▶ _Set exercise_:
Search the material for the word "Wählen" and report each line where it turns up.

[Collected data]
◆ ◆ ◆
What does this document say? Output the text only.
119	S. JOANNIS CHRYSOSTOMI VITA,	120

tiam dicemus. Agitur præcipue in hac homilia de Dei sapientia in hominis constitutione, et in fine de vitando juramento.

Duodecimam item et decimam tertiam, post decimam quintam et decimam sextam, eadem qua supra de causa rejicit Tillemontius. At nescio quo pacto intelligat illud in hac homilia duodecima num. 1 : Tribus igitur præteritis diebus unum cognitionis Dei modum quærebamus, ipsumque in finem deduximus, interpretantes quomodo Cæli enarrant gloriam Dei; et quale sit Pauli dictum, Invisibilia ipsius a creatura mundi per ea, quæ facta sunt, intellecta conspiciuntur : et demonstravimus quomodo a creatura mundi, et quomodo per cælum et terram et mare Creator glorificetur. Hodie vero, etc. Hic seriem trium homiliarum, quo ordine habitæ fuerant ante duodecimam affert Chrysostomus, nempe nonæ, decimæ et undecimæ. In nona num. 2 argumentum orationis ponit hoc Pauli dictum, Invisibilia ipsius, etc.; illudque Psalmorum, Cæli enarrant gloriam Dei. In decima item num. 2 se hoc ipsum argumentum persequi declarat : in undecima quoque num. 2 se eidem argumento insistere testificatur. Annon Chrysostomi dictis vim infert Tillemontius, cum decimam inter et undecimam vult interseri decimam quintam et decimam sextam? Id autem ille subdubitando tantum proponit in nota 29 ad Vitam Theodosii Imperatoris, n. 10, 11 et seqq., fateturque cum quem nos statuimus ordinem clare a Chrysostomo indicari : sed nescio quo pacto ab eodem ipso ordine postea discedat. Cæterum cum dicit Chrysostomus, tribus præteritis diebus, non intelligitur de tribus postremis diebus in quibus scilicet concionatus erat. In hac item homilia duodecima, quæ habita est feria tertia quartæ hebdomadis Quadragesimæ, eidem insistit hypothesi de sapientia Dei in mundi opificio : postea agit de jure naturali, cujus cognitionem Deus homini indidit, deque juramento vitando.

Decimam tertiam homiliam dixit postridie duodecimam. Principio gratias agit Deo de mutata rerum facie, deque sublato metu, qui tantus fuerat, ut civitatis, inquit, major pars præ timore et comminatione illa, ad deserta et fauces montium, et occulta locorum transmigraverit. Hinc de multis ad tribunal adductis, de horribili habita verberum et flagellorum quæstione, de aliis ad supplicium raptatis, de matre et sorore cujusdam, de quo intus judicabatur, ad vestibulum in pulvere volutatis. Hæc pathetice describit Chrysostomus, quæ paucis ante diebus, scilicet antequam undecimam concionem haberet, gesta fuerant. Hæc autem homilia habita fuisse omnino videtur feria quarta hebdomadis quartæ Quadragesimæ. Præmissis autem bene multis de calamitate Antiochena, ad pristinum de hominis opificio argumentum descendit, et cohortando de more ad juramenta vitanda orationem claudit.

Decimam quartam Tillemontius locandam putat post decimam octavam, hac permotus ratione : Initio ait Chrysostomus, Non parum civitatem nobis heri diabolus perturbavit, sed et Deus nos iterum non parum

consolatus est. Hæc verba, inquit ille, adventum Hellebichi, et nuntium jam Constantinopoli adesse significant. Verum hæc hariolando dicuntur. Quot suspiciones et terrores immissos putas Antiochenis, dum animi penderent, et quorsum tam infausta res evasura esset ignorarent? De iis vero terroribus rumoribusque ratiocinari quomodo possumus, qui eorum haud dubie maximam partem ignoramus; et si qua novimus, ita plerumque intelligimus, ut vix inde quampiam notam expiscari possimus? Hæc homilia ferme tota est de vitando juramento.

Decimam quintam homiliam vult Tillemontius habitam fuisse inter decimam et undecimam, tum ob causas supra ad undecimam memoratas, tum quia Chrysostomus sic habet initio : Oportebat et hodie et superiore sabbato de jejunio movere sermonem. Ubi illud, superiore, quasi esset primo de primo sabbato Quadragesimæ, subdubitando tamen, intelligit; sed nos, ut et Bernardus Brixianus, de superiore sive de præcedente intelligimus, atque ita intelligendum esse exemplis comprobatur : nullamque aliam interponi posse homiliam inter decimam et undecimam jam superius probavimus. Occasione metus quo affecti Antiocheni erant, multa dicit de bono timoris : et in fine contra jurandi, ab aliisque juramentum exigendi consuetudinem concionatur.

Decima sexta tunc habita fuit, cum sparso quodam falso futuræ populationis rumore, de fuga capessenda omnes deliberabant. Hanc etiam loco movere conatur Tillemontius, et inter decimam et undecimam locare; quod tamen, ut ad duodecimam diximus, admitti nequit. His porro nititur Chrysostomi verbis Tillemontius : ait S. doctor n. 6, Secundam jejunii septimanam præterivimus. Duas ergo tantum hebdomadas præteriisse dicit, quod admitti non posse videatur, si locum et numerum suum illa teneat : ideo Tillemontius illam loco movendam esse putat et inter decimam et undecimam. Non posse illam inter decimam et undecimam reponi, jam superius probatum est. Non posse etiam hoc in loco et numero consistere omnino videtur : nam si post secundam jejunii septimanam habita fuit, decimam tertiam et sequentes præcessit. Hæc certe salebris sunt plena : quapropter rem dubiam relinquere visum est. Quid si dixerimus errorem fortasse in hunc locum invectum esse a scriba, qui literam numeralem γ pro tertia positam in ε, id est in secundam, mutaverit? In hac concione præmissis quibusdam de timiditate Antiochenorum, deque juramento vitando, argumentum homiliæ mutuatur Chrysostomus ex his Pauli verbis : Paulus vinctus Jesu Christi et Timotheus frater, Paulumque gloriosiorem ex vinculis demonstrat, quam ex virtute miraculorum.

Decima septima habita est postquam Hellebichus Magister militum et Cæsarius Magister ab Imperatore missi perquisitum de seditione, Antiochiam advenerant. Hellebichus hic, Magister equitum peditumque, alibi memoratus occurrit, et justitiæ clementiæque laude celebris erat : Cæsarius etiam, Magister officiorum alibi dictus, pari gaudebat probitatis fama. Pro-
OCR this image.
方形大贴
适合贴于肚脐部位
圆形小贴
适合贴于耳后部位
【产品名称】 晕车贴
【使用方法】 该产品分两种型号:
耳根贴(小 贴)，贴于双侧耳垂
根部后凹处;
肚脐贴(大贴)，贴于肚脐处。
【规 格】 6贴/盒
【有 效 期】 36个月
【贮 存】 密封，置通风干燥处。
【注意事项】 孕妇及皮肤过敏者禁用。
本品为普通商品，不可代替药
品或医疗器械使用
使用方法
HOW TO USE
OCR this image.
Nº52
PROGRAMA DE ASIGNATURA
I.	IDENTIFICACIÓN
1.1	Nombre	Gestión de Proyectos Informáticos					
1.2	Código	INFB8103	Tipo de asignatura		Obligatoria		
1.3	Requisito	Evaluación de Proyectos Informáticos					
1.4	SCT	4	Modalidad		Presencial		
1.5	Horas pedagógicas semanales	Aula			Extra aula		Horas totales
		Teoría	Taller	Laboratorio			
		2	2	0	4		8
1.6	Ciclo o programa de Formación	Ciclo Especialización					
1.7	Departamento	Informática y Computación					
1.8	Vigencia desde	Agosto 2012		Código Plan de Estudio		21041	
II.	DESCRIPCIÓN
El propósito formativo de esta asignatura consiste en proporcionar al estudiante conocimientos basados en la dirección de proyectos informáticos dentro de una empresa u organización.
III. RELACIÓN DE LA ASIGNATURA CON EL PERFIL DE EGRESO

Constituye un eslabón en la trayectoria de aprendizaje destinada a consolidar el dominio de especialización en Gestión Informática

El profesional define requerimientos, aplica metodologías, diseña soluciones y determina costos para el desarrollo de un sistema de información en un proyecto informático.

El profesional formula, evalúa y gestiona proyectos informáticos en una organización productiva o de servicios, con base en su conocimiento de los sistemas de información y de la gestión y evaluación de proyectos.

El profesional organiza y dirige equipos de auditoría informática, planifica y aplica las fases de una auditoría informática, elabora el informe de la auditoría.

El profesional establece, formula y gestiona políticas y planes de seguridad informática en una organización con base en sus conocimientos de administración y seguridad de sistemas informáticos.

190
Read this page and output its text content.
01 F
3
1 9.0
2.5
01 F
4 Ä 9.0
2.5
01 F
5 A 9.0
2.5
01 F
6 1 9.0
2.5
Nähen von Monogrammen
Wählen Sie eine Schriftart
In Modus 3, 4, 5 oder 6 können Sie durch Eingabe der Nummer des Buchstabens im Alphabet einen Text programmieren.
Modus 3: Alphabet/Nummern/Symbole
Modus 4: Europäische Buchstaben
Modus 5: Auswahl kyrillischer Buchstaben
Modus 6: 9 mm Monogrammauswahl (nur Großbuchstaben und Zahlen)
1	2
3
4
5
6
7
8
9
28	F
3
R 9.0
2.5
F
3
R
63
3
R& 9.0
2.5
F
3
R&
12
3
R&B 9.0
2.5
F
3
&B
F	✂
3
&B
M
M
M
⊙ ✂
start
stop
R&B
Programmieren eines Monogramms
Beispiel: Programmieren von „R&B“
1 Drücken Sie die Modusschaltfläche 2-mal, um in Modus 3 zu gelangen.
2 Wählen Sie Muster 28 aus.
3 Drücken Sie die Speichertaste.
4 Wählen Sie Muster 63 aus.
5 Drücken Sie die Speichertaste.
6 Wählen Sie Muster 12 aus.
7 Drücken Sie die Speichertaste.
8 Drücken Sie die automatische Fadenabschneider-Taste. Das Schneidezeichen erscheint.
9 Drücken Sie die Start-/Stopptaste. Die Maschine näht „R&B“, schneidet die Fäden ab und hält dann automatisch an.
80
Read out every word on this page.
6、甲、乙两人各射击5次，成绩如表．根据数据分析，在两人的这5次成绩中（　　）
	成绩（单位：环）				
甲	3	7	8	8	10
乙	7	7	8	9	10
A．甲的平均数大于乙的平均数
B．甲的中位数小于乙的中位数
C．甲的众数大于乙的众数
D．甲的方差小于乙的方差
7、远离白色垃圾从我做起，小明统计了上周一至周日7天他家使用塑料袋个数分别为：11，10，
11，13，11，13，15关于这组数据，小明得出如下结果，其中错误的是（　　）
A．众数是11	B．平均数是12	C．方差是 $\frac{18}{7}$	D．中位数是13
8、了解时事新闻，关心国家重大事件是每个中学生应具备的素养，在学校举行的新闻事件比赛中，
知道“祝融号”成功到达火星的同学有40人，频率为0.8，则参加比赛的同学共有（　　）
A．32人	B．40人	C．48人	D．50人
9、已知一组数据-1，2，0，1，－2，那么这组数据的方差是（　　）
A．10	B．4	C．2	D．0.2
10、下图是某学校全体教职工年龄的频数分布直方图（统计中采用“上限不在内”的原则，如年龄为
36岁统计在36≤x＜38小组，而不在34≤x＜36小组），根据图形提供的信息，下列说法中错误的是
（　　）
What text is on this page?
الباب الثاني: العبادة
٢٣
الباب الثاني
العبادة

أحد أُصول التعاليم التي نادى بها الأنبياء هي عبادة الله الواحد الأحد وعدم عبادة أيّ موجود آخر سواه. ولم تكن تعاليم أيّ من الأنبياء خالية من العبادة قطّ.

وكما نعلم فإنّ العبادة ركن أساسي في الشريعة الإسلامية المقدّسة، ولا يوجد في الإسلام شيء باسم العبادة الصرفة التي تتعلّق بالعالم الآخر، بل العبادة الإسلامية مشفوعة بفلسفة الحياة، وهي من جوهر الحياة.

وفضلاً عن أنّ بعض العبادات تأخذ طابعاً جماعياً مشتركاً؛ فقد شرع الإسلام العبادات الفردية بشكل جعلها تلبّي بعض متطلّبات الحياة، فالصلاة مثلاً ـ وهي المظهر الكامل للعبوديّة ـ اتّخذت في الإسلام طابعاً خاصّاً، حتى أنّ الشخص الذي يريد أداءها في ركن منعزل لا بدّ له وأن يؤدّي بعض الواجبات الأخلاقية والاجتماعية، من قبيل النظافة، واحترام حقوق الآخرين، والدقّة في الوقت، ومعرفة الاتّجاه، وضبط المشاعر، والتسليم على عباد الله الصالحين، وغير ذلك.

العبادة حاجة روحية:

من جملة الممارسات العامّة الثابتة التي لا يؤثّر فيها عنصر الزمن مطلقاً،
◆ ◆ ◆
▶ _Answer below_:
Wählen Sie eine Schriftart
2 Wählen Sie Muster 28 aus.
4 Wählen Sie Muster 63 aus.
6 Wählen Sie Muster 12 aus.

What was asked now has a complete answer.